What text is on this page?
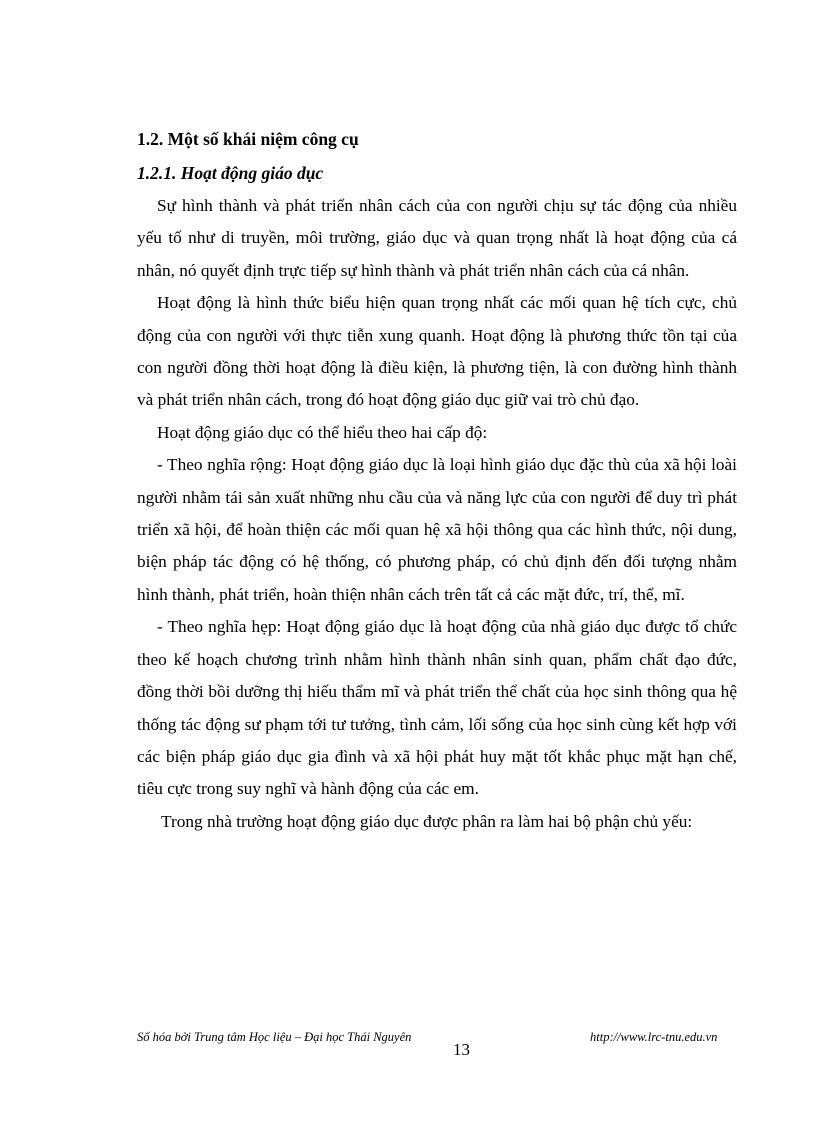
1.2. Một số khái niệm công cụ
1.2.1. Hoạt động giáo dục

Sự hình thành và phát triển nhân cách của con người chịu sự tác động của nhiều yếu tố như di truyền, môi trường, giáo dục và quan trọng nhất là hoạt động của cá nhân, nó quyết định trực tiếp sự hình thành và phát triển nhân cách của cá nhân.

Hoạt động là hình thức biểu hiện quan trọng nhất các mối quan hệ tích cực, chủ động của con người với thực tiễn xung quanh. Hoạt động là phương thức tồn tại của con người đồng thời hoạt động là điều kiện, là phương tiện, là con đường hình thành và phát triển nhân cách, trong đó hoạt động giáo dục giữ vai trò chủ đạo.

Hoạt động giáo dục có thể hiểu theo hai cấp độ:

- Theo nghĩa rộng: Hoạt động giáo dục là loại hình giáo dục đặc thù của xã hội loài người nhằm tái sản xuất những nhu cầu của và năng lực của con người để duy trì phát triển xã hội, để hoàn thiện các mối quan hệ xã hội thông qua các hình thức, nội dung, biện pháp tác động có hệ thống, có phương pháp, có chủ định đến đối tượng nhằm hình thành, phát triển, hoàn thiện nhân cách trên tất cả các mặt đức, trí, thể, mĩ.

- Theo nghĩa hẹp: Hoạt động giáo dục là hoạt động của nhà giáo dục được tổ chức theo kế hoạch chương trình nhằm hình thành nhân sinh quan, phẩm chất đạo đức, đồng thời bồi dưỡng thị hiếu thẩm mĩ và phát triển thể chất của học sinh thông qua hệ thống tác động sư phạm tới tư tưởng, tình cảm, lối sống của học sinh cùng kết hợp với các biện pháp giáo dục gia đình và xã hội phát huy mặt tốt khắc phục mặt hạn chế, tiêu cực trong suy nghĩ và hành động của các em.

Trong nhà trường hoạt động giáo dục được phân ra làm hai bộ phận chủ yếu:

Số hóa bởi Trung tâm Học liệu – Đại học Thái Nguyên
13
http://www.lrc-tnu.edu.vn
..............................
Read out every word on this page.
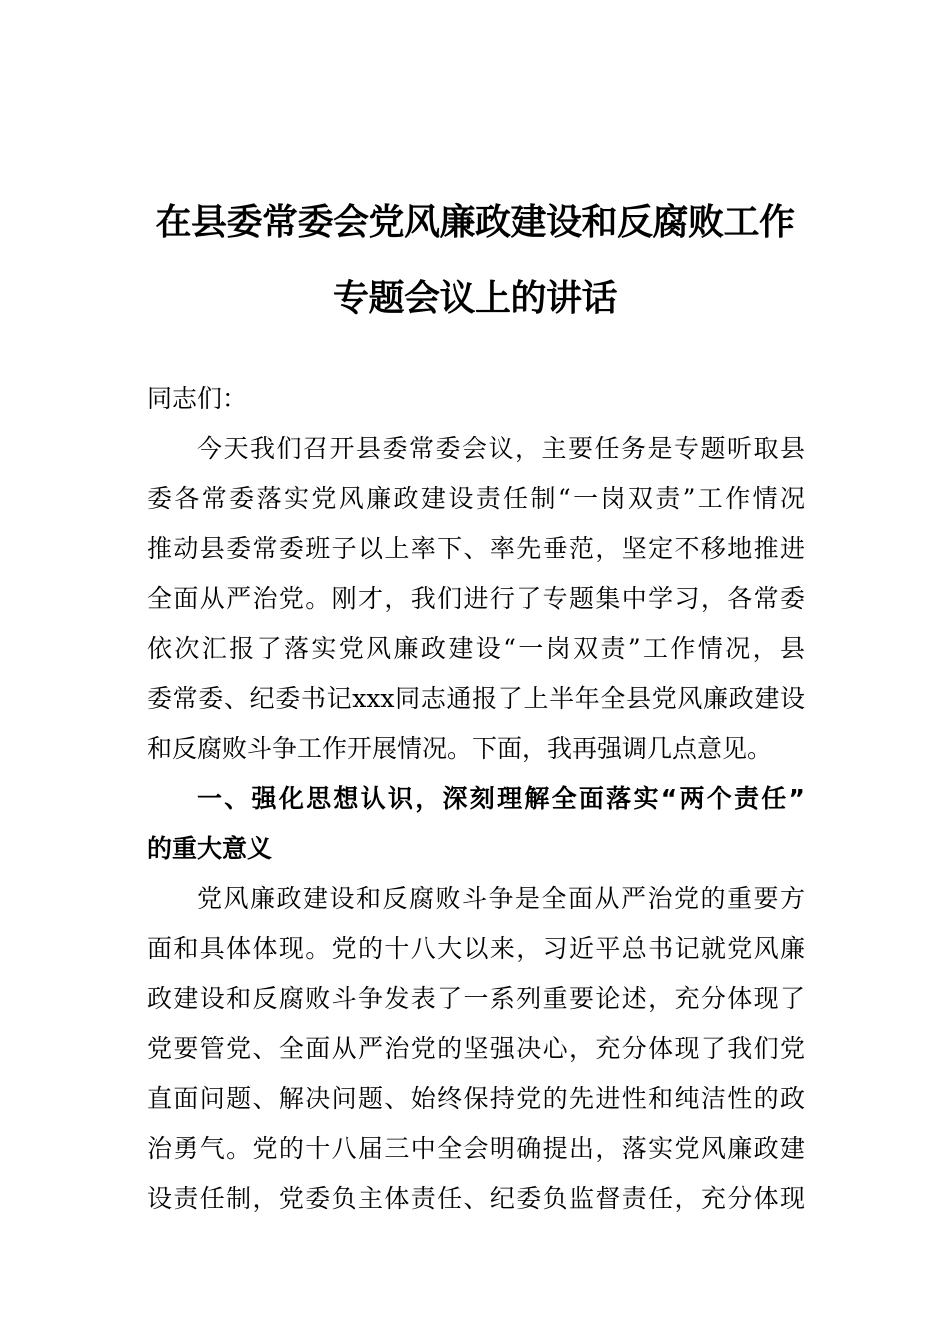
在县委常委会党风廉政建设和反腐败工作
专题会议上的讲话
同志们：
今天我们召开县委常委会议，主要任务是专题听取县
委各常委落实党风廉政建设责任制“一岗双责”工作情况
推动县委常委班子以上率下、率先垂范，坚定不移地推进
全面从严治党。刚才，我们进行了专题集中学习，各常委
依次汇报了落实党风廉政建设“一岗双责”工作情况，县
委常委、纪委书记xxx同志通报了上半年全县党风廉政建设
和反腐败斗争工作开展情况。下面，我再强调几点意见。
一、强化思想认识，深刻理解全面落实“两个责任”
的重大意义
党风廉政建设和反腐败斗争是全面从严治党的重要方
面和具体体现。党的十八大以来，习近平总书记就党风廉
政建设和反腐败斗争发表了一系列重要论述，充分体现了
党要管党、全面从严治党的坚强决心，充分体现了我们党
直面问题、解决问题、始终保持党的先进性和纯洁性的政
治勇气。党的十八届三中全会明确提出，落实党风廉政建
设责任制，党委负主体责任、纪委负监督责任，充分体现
..............................
STATED GOAL:
Go through the records and gather the lines that hold "工作情况".

RESULT FOR THIS EXERCISE:
委各常委落实党风廉政建设责任制“一岗双责”工作情况
依次汇报了落实党风廉政建设“一岗双责”工作情况，县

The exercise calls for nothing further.